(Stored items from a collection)
-*-*-
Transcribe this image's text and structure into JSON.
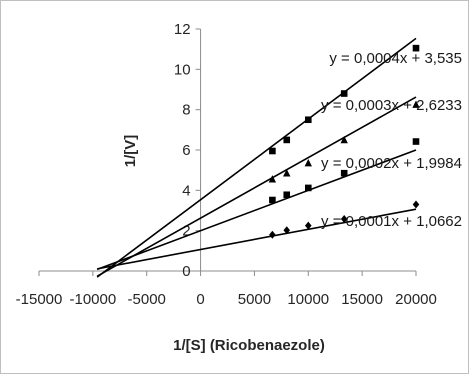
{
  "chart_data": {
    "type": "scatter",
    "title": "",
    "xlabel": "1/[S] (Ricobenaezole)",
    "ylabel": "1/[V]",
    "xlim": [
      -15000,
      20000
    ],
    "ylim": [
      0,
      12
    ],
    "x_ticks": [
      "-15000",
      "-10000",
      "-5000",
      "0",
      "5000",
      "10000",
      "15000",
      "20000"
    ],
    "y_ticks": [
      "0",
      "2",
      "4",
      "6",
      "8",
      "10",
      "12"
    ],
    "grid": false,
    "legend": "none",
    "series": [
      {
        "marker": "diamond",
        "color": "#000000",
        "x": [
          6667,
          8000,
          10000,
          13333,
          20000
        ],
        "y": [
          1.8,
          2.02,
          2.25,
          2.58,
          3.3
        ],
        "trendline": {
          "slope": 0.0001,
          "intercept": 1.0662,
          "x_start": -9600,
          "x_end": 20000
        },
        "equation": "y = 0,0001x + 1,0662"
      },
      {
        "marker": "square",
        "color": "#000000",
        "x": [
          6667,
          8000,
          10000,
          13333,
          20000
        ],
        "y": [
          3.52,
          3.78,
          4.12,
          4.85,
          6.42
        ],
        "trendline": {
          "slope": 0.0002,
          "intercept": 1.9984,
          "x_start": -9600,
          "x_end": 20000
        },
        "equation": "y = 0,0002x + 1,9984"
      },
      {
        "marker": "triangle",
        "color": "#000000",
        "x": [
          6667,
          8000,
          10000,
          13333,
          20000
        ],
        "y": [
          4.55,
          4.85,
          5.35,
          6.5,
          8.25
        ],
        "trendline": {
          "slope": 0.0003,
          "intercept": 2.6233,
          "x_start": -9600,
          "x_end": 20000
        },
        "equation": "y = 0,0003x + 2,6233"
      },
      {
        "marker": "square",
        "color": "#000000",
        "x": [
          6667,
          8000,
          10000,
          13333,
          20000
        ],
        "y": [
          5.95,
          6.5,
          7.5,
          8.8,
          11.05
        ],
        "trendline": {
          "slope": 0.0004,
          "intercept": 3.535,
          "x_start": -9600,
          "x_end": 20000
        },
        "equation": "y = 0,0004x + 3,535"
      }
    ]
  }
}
-*-*-
Copy out all the records exactly, excluding pictures.

Transcribe this image's text and structure into JSON.
{
  "chart_data": {
    "type": "scatter",
    "title": "",
    "xlabel": "1/[S] (Ricobenaezole)",
    "ylabel": "1/[V]",
    "xlim": [
      -15000,
      20000
    ],
    "ylim": [
      0,
      12
    ],
    "x_ticks": [
      "-15000",
      "-10000",
      "-5000",
      "0",
      "5000",
      "10000",
      "15000",
      "20000"
    ],
    "y_ticks": [
      "0",
      "2",
      "4",
      "6",
      "8",
      "10",
      "12"
    ],
    "grid": false,
    "legend": "none",
    "series": [
      {
        "marker": "diamond",
        "color": "#000000",
        "x": [
          6667,
          8000,
          10000,
          13333,
          20000
        ],
        "y": [
          1.8,
          2.02,
          2.25,
          2.58,
          3.3
        ],
        "trendline": {
          "slope": 0.0001,
          "intercept": 1.0662,
          "x_start": -9600,
          "x_end": 20000
        },
        "equation": "y = 0,0001x + 1,0662"
      },
      {
        "marker": "square",
        "color": "#000000",
        "x": [
          6667,
          8000,
          10000,
          13333,
          20000
        ],
        "y": [
          3.52,
          3.78,
          4.12,
          4.85,
          6.42
        ],
        "trendline": {
          "slope": 0.0002,
          "intercept": 1.9984,
          "x_start": -9600,
          "x_end": 20000
        },
        "equation": "y = 0,0002x + 1,9984"
      },
      {
        "marker": "triangle",
        "color": "#000000",
        "x": [
          6667,
          8000,
          10000,
          13333,
          20000
        ],
        "y": [
          4.55,
          4.85,
          5.35,
          6.5,
          8.25
        ],
        "trendline": {
          "slope": 0.0003,
          "intercept": 2.6233,
          "x_start": -9600,
          "x_end": 20000
        },
        "equation": "y = 0,0003x + 2,6233"
      },
      {
        "marker": "square",
        "color": "#000000",
        "x": [
          6667,
          8000,
          10000,
          13333,
          20000
        ],
        "y": [
          5.95,
          6.5,
          7.5,
          8.8,
          11.05
        ],
        "trendline": {
          "slope": 0.0004,
          "intercept": 3.535,
          "x_start": -9600,
          "x_end": 20000
        },
        "equation": "y = 0,0004x + 3,535"
      }
    ]
  }
}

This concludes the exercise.